= Data provided =
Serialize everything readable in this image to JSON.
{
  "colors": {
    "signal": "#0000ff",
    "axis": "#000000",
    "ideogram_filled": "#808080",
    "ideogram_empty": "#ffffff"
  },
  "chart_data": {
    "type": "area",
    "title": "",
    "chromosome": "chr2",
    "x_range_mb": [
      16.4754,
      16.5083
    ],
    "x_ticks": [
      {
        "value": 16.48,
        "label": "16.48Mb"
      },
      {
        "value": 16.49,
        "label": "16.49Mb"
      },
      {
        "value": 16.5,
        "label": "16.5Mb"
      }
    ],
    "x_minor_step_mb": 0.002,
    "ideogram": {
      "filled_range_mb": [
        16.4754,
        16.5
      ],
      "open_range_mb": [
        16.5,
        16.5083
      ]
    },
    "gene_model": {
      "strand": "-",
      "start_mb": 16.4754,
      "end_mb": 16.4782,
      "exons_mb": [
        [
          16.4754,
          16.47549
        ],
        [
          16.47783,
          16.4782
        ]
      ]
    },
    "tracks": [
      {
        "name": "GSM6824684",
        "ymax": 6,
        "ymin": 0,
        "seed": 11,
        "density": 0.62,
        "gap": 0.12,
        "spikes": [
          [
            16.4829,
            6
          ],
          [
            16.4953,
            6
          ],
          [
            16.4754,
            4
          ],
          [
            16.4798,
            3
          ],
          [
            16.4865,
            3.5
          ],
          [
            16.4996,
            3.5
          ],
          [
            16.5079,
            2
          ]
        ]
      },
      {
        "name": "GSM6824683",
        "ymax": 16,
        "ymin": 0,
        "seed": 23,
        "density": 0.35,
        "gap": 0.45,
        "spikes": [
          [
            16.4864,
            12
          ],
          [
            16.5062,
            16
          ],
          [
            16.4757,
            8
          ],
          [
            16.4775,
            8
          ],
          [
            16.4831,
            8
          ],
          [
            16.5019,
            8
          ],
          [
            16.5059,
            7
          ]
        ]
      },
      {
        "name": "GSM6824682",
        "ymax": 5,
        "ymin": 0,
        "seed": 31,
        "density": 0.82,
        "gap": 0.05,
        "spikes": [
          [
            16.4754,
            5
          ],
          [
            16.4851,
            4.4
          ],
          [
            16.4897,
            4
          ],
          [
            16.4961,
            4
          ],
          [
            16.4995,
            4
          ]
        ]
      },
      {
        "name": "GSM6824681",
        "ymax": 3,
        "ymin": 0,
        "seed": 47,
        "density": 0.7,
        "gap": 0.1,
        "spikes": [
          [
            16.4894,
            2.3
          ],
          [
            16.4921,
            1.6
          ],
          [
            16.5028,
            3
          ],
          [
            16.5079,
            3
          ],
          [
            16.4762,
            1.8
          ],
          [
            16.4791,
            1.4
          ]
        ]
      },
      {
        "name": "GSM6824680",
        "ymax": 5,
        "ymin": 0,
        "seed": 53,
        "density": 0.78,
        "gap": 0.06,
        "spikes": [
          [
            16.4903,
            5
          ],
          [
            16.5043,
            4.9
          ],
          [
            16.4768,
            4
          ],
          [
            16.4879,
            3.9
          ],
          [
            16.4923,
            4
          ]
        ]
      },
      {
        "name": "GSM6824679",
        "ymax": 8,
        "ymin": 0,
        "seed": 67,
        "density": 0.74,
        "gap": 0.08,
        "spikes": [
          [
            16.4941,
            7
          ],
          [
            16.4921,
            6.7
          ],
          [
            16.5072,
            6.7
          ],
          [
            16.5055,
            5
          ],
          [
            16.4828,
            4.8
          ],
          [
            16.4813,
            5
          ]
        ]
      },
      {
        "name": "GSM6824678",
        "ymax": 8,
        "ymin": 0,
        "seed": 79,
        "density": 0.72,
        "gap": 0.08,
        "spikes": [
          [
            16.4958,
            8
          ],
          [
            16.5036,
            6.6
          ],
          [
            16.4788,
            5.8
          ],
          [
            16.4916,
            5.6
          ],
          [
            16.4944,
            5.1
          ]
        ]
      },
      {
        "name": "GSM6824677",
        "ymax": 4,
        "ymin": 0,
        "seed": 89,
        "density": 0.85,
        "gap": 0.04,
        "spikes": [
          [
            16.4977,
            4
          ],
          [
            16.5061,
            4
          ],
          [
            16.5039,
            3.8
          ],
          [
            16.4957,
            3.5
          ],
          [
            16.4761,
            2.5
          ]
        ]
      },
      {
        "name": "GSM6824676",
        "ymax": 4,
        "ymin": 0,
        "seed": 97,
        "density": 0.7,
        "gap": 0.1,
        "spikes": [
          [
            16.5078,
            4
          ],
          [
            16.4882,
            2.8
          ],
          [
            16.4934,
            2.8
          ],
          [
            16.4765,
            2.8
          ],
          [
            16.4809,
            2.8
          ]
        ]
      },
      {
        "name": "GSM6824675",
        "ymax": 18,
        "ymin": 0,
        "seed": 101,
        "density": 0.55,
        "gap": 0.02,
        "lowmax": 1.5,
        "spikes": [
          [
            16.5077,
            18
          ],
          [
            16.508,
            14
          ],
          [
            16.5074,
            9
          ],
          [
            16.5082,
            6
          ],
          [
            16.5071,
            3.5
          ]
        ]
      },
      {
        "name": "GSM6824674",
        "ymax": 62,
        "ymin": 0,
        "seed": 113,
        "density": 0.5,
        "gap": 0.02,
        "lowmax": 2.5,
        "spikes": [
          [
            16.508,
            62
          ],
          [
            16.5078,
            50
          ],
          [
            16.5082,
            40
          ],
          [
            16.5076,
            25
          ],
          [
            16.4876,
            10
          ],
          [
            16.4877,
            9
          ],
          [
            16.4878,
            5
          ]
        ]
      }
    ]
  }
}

= What is being asked =
Repeat the entries shown above, every one, word for word.

= Written answer =
Serialize everything readable in this image to JSON.
{
  "colors": {
    "signal": "#0000ff",
    "axis": "#000000",
    "ideogram_filled": "#808080",
    "ideogram_empty": "#ffffff"
  },
  "chart_data": {
    "type": "area",
    "title": "",
    "chromosome": "chr2",
    "x_range_mb": [
      16.4754,
      16.5083
    ],
    "x_ticks": [
      {
        "value": 16.48,
        "label": "16.48Mb"
      },
      {
        "value": 16.49,
        "label": "16.49Mb"
      },
      {
        "value": 16.5,
        "label": "16.5Mb"
      }
    ],
    "x_minor_step_mb": 0.002,
    "ideogram": {
      "filled_range_mb": [
        16.4754,
        16.5
      ],
      "open_range_mb": [
        16.5,
        16.5083
      ]
    },
    "gene_model": {
      "strand": "-",
      "start_mb": 16.4754,
      "end_mb": 16.4782,
      "exons_mb": [
        [
          16.4754,
          16.47549
        ],
        [
          16.47783,
          16.4782
        ]
      ]
    },
    "tracks": [
      {
        "name": "GSM6824684",
        "ymax": 6,
        "ymin": 0,
        "seed": 11,
        "density": 0.62,
        "gap": 0.12,
        "spikes": [
          [
            16.4829,
            6
          ],
          [
            16.4953,
            6
          ],
          [
            16.4754,
            4
          ],
          [
            16.4798,
            3
          ],
          [
            16.4865,
            3.5
          ],
          [
            16.4996,
            3.5
          ],
          [
            16.5079,
            2
          ]
        ]
      },
      {
        "name": "GSM6824683",
        "ymax": 16,
        "ymin": 0,
        "seed": 23,
        "density": 0.35,
        "gap": 0.45,
        "spikes": [
          [
            16.4864,
            12
          ],
          [
            16.5062,
            16
          ],
          [
            16.4757,
            8
          ],
          [
            16.4775,
            8
          ],
          [
            16.4831,
            8
          ],
          [
            16.5019,
            8
          ],
          [
            16.5059,
            7
          ]
        ]
      },
      {
        "name": "GSM6824682",
        "ymax": 5,
        "ymin": 0,
        "seed": 31,
        "density": 0.82,
        "gap": 0.05,
        "spikes": [
          [
            16.4754,
            5
          ],
          [
            16.4851,
            4.4
          ],
          [
            16.4897,
            4
          ],
          [
            16.4961,
            4
          ],
          [
            16.4995,
            4
          ]
        ]
      },
      {
        "name": "GSM6824681",
        "ymax": 3,
        "ymin": 0,
        "seed": 47,
        "density": 0.7,
        "gap": 0.1,
        "spikes": [
          [
            16.4894,
            2.3
          ],
          [
            16.4921,
            1.6
          ],
          [
            16.5028,
            3
          ],
          [
            16.5079,
            3
          ],
          [
            16.4762,
            1.8
          ],
          [
            16.4791,
            1.4
          ]
        ]
      },
      {
        "name": "GSM6824680",
        "ymax": 5,
        "ymin": 0,
        "seed": 53,
        "density": 0.78,
        "gap": 0.06,
        "spikes": [
          [
            16.4903,
            5
          ],
          [
            16.5043,
            4.9
          ],
          [
            16.4768,
            4
          ],
          [
            16.4879,
            3.9
          ],
          [
            16.4923,
            4
          ]
        ]
      },
      {
        "name": "GSM6824679",
        "ymax": 8,
        "ymin": 0,
        "seed": 67,
        "density": 0.74,
        "gap": 0.08,
        "spikes": [
          [
            16.4941,
            7
          ],
          [
            16.4921,
            6.7
          ],
          [
            16.5072,
            6.7
          ],
          [
            16.5055,
            5
          ],
          [
            16.4828,
            4.8
          ],
          [
            16.4813,
            5
          ]
        ]
      },
      {
        "name": "GSM6824678",
        "ymax": 8,
        "ymin": 0,
        "seed": 79,
        "density": 0.72,
        "gap": 0.08,
        "spikes": [
          [
            16.4958,
            8
          ],
          [
            16.5036,
            6.6
          ],
          [
            16.4788,
            5.8
          ],
          [
            16.4916,
            5.6
          ],
          [
            16.4944,
            5.1
          ]
        ]
      },
      {
        "name": "GSM6824677",
        "ymax": 4,
        "ymin": 0,
        "seed": 89,
        "density": 0.85,
        "gap": 0.04,
        "spikes": [
          [
            16.4977,
            4
          ],
          [
            16.5061,
            4
          ],
          [
            16.5039,
            3.8
          ],
          [
            16.4957,
            3.5
          ],
          [
            16.4761,
            2.5
          ]
        ]
      },
      {
        "name": "GSM6824676",
        "ymax": 4,
        "ymin": 0,
        "seed": 97,
        "density": 0.7,
        "gap": 0.1,
        "spikes": [
          [
            16.5078,
            4
          ],
          [
            16.4882,
            2.8
          ],
          [
            16.4934,
            2.8
          ],
          [
            16.4765,
            2.8
          ],
          [
            16.4809,
            2.8
          ]
        ]
      },
      {
        "name": "GSM6824675",
        "ymax": 18,
        "ymin": 0,
        "seed": 101,
        "density": 0.55,
        "gap": 0.02,
        "lowmax": 1.5,
        "spikes": [
          [
            16.5077,
            18
          ],
          [
            16.508,
            14
          ],
          [
            16.5074,
            9
          ],
          [
            16.5082,
            6
          ],
          [
            16.5071,
            3.5
          ]
        ]
      },
      {
        "name": "GSM6824674",
        "ymax": 62,
        "ymin": 0,
        "seed": 113,
        "density": 0.5,
        "gap": 0.02,
        "lowmax": 2.5,
        "spikes": [
          [
            16.508,
            62
          ],
          [
            16.5078,
            50
          ],
          [
            16.5082,
            40
          ],
          [
            16.5076,
            25
          ],
          [
            16.4876,
            10
          ],
          [
            16.4877,
            9
          ],
          [
            16.4878,
            5
          ]
        ]
      }
    ]
  }
}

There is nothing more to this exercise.